Figure dataset records
^^^^^^^^^^^^^^^^
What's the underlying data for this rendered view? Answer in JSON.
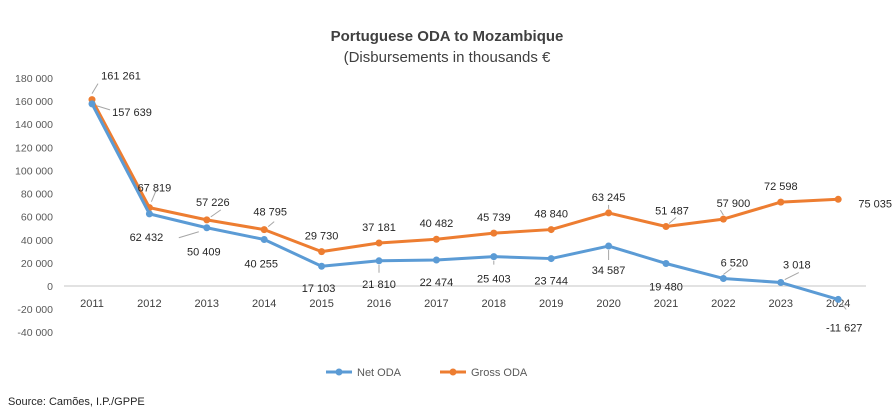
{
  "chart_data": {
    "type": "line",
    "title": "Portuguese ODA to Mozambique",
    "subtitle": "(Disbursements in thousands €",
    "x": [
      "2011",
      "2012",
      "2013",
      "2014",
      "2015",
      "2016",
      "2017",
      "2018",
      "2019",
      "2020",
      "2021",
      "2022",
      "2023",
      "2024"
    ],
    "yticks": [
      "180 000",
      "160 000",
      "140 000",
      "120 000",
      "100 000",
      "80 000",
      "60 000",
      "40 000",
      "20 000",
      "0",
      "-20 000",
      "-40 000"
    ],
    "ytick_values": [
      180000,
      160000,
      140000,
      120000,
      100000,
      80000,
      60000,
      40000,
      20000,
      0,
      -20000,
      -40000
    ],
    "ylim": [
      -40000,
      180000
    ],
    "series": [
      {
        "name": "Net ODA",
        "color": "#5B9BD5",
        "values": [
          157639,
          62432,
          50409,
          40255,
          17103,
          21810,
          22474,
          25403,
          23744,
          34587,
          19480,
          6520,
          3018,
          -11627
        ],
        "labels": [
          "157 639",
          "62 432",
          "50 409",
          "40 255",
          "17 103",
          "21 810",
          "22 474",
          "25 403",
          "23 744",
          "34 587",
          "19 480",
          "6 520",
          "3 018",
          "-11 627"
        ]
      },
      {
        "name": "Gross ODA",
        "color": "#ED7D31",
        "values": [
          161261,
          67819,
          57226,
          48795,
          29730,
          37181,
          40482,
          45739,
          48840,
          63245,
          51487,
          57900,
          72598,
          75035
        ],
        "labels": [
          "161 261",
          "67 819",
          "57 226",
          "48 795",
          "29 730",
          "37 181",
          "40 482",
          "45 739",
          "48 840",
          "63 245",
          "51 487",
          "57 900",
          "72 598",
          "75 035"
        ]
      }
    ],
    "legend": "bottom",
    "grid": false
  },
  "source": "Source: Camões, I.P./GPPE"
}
^^^^^^^^^^^^^^^^
> WORK TO BE COMPLETED
Repeat verbatim all the material, but not the pictures.

> ANSWER TO THIS PROBLEM
What's the underlying data for this rendered view? Answer in JSON.
{
  "chart_data": {
    "type": "line",
    "title": "Portuguese ODA to Mozambique",
    "subtitle": "(Disbursements in thousands €",
    "x": [
      "2011",
      "2012",
      "2013",
      "2014",
      "2015",
      "2016",
      "2017",
      "2018",
      "2019",
      "2020",
      "2021",
      "2022",
      "2023",
      "2024"
    ],
    "yticks": [
      "180 000",
      "160 000",
      "140 000",
      "120 000",
      "100 000",
      "80 000",
      "60 000",
      "40 000",
      "20 000",
      "0",
      "-20 000",
      "-40 000"
    ],
    "ytick_values": [
      180000,
      160000,
      140000,
      120000,
      100000,
      80000,
      60000,
      40000,
      20000,
      0,
      -20000,
      -40000
    ],
    "ylim": [
      -40000,
      180000
    ],
    "series": [
      {
        "name": "Net ODA",
        "color": "#5B9BD5",
        "values": [
          157639,
          62432,
          50409,
          40255,
          17103,
          21810,
          22474,
          25403,
          23744,
          34587,
          19480,
          6520,
          3018,
          -11627
        ],
        "labels": [
          "157 639",
          "62 432",
          "50 409",
          "40 255",
          "17 103",
          "21 810",
          "22 474",
          "25 403",
          "23 744",
          "34 587",
          "19 480",
          "6 520",
          "3 018",
          "-11 627"
        ]
      },
      {
        "name": "Gross ODA",
        "color": "#ED7D31",
        "values": [
          161261,
          67819,
          57226,
          48795,
          29730,
          37181,
          40482,
          45739,
          48840,
          63245,
          51487,
          57900,
          72598,
          75035
        ],
        "labels": [
          "161 261",
          "67 819",
          "57 226",
          "48 795",
          "29 730",
          "37 181",
          "40 482",
          "45 739",
          "48 840",
          "63 245",
          "51 487",
          "57 900",
          "72 598",
          "75 035"
        ]
      }
    ],
    "legend": "bottom",
    "grid": false
  },
  "source": "Source: Camões, I.P./GPPE"
}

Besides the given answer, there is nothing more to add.